=== BRIEF ===
Locate the word "ylabel" in the entries below, then gather every line that holds it.

=== SUPPLIED ENTRIES ===
>>>>

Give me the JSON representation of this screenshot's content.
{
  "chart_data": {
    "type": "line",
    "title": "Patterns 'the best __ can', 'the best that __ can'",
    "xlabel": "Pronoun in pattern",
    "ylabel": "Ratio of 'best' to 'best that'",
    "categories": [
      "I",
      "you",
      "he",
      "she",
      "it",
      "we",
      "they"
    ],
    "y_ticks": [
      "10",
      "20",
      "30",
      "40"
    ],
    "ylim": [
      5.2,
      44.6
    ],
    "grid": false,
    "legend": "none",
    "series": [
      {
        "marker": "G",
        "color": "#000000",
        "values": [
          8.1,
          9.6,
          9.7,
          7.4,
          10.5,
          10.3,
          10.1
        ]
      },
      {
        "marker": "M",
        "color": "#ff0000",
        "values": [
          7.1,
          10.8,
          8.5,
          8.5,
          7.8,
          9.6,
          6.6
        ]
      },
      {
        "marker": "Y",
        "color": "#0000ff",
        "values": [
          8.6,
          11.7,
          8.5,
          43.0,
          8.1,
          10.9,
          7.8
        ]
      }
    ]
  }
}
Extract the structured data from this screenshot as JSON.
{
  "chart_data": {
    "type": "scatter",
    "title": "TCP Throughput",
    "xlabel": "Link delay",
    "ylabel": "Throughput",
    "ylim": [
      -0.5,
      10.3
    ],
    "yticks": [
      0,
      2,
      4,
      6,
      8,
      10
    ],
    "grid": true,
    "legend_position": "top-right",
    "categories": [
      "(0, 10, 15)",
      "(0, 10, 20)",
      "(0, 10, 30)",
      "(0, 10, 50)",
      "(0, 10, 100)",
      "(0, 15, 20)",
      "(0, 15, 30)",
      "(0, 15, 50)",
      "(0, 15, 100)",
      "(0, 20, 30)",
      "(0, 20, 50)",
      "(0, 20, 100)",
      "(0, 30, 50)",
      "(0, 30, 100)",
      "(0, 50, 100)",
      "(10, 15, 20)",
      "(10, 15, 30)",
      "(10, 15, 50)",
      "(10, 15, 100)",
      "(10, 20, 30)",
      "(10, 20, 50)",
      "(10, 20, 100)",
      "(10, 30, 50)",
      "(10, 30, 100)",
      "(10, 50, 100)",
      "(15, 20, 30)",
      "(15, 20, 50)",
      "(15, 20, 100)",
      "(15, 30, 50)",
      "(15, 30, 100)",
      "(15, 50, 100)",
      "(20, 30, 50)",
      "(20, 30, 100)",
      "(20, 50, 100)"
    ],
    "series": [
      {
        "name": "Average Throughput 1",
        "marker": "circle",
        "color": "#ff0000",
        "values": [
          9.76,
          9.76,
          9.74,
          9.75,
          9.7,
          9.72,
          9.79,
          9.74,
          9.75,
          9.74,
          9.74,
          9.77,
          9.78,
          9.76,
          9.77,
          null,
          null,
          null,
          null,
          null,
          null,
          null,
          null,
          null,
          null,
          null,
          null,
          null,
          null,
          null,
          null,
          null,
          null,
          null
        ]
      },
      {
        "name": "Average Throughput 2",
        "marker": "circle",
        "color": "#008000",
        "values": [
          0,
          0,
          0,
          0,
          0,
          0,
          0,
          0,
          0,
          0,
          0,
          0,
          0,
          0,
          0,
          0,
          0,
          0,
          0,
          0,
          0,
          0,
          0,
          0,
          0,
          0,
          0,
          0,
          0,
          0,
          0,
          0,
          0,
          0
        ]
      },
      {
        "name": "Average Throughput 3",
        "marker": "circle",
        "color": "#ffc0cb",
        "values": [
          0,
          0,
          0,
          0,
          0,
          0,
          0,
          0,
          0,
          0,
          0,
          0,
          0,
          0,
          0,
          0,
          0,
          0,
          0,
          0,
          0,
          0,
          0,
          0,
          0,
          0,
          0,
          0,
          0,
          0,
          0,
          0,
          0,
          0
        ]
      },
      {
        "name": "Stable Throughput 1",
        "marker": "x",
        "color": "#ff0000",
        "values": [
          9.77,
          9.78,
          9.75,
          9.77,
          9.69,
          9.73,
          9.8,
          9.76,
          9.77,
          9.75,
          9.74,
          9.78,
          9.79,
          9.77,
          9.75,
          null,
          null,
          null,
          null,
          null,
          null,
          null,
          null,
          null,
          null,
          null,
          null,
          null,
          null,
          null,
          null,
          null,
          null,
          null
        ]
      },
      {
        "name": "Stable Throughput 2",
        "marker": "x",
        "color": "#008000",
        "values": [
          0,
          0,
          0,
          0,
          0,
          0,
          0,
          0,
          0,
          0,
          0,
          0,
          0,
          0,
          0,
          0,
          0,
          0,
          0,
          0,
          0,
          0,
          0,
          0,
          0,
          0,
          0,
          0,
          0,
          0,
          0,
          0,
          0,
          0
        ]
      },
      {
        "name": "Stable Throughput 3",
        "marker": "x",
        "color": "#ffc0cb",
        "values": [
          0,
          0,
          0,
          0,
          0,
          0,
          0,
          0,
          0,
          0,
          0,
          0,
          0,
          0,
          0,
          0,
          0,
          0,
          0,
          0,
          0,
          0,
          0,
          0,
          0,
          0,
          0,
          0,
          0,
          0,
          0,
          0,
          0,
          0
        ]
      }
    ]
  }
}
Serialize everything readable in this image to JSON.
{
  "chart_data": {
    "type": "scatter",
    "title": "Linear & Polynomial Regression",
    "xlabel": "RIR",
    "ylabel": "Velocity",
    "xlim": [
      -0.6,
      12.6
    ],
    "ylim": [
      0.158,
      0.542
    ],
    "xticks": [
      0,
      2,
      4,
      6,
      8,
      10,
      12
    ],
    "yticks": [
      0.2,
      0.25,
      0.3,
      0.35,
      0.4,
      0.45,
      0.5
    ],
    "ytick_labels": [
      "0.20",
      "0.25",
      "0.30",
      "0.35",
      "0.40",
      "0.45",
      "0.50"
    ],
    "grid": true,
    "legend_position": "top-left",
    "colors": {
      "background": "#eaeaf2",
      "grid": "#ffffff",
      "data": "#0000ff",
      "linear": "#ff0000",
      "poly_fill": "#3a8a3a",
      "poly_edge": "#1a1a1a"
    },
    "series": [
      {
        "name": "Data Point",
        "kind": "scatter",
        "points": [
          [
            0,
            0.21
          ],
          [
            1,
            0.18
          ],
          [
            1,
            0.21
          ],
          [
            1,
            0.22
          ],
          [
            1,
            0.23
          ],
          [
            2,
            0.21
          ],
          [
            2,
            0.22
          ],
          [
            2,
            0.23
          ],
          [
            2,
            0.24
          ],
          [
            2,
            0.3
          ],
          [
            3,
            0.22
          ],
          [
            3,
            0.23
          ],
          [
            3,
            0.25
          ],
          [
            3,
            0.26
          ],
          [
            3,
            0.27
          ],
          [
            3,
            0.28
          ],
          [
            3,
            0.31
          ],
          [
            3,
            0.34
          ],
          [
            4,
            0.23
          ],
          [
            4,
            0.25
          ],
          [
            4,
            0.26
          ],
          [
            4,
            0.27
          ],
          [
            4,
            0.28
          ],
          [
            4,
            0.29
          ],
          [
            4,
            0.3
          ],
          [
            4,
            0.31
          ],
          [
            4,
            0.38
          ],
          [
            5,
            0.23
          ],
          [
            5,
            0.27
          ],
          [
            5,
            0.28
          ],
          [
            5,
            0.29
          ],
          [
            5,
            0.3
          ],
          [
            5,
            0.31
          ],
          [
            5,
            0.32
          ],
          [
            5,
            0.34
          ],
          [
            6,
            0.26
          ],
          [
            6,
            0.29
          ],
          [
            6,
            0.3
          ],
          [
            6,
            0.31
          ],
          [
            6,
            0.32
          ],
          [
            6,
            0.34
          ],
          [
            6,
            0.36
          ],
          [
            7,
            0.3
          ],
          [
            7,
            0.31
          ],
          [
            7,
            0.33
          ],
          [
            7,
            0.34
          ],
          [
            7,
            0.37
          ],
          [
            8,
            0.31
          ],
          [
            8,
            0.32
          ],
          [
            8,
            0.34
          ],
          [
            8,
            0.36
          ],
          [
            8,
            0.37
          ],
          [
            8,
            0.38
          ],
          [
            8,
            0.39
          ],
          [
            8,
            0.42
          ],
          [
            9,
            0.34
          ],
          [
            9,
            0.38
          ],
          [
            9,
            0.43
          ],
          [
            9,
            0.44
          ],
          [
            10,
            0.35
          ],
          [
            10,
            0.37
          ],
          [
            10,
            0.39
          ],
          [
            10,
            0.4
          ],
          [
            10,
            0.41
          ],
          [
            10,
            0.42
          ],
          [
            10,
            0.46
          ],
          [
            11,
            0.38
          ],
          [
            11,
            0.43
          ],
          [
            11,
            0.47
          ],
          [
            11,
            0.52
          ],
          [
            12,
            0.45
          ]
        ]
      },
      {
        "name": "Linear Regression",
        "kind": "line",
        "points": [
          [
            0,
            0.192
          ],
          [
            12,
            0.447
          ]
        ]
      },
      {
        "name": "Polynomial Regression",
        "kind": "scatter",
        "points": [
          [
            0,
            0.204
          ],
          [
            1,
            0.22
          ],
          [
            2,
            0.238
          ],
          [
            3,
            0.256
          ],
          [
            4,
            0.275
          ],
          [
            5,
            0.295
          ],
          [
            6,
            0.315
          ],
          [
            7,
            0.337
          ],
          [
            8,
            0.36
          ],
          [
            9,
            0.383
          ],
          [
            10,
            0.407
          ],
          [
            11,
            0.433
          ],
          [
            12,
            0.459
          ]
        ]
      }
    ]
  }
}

<<<<

=== RESULT ===
    "ylabel": "Ratio of 'best' to 'best that'",
    "ylabel": "Throughput",
    "ylabel": "Velocity",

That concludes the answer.